To illustrate the structure of the FAT, let's say we have a file
consisting of three clusters. This file will have three FAT entries,
eg 40, 41, EOF, each of which point to the next cluster in the chain.
The directory entry will have 39 as the starting cluster. After
deleting this file, the starting cluster will remain 39, but each of
the FAT entries will be reset to zero.
-- Franc Zabkar
Please remove one 'e' from my address when replying by email.
Franc Zabkar
<ab...@debbs.ndhq.dnd.ca> put finger to keyboard and composed:
>d. - If what you say is correct, DOS would have to check every FAT
>entry with every "valid" file in the directory to determine if it
>could re-use that cluster. Obviously, DOS doesn't operate that way -
>creating or extending a file would be horrendously slow.
I agree with most of what you have said. However, while experimenting
with the Norton Utilities on a floppy disc file system (FAT12), I have
observed some odd behaviour.
I created three files on my hard disc containing 1, 2, and 3 sectors,
respectively, and then proceeded to copy and delete these files to and
from a newly formatted diskette, as follows:
2 3 4 5 6 cluster # (1 sector = 1 cluster)
-----------
1 x x x x copy file1
1 2 2 x x copy file2
x 2 2 x x delete file1
x x x x x delete file2
3 3 3 x x copy file3
The previous table shows the contents of clusters 2-5 as I expected
would have been reported by the FAT (x = free). However, the actual
final cluster assignment is:
2 3 4 5 6 cluster #
-----------
x x 3 3 3
For some reason Win95/DOS has ignored the first two free clusters. I
can't say exactly why this should be so, but I notice that the
diskette's root directory contains directory entries for file3 and
file2, the latter being marked as deleted:
name ext starting cluster #
----------------------------------
THREE SEC 4
eWO SEC 3
The directory entry for file1 has been overwritten by file3.

[WORK TO COMPLETE]
1. Based on the FAT post, does each statement agree with it? Answer yes or no for each, and quote the words that decide it.
(a) After the three-cluster file is deleted, its directory entry still shows 39 as the starting cluster.
(b) The experiments were run on a hard disc file system using FAT16.
(c) The directory entry for file1 was overwritten by file2.
2. In the FAT post, what tool was used for the experiments on the floppy disc?
The rows come from a separate source.

[INFORMATION SUPPLIED]
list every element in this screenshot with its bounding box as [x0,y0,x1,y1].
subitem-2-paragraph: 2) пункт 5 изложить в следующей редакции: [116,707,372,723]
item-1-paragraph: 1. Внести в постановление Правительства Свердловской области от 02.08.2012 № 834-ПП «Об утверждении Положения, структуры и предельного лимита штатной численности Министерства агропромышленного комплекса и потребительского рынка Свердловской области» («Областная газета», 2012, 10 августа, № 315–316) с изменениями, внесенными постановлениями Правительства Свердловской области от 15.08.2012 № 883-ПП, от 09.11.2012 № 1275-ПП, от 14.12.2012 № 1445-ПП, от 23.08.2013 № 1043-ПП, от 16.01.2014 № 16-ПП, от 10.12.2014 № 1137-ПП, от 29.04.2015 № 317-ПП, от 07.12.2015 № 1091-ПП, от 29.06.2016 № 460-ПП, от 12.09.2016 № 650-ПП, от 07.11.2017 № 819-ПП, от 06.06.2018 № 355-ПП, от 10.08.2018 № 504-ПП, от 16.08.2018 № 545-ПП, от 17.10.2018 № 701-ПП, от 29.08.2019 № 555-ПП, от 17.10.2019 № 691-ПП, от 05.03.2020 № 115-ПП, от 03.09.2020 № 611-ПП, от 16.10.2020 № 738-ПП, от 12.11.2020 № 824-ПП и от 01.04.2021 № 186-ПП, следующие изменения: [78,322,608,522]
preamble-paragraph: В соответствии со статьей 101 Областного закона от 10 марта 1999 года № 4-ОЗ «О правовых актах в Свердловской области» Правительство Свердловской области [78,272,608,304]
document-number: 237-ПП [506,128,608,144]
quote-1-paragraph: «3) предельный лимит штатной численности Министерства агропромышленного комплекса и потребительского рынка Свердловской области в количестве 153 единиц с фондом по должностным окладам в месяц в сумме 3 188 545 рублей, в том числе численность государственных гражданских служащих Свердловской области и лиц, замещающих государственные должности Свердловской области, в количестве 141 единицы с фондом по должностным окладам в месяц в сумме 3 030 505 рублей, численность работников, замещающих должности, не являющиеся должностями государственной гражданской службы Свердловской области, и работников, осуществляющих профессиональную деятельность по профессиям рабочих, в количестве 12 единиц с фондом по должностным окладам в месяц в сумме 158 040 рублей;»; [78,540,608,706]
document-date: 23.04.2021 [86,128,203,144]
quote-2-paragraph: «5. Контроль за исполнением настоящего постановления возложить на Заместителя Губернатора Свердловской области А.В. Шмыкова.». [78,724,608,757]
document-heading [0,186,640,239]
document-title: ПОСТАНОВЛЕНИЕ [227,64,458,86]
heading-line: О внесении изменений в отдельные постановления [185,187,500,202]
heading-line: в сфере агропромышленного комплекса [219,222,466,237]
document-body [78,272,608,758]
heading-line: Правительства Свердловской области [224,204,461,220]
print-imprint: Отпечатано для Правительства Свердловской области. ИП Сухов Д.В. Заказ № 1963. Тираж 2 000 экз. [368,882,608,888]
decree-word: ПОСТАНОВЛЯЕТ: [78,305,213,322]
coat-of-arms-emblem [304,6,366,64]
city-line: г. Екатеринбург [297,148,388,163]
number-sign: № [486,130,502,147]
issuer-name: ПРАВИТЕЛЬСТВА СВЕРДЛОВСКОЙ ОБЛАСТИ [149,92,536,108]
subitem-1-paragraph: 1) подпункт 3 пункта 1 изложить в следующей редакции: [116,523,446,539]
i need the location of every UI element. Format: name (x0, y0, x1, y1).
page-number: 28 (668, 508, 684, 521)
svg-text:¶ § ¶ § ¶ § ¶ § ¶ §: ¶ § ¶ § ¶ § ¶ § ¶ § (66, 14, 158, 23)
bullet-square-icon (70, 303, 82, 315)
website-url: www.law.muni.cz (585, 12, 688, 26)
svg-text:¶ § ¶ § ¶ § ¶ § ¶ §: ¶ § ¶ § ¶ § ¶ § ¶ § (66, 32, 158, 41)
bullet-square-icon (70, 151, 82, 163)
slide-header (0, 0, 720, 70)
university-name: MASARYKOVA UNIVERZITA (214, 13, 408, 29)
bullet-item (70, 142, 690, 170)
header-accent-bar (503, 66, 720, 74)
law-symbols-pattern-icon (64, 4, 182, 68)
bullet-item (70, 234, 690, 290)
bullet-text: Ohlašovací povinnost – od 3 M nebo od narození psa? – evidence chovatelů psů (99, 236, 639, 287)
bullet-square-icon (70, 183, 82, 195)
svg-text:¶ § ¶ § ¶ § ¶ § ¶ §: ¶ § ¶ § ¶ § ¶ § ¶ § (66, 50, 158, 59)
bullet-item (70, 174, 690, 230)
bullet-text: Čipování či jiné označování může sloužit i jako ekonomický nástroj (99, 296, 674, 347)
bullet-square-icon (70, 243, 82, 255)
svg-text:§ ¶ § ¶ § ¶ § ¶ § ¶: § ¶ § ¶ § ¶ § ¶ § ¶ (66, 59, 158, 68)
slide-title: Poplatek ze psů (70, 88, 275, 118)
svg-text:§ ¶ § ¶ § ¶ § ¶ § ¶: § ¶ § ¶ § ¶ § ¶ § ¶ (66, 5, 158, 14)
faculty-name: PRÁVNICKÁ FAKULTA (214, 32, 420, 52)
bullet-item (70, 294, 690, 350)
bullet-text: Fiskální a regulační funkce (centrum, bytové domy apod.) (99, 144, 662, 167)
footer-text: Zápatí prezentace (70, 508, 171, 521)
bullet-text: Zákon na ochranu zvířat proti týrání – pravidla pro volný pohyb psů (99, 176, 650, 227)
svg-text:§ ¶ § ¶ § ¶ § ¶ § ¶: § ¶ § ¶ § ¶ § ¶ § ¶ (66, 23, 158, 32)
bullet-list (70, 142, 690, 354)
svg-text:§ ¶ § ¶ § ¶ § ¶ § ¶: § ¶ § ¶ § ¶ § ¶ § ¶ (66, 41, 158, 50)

[ANSWERS TO THE EXERCISE]
1.
(a) Yes: "After deleting this file, the starting cluster will remain 39"
(b) No: "experimenting with the Norton Utilities on a floppy disc file system (FAT12)"
(c) No: "The directory entry for file1 has been overwritten by file3."

2. The Norton Utilities.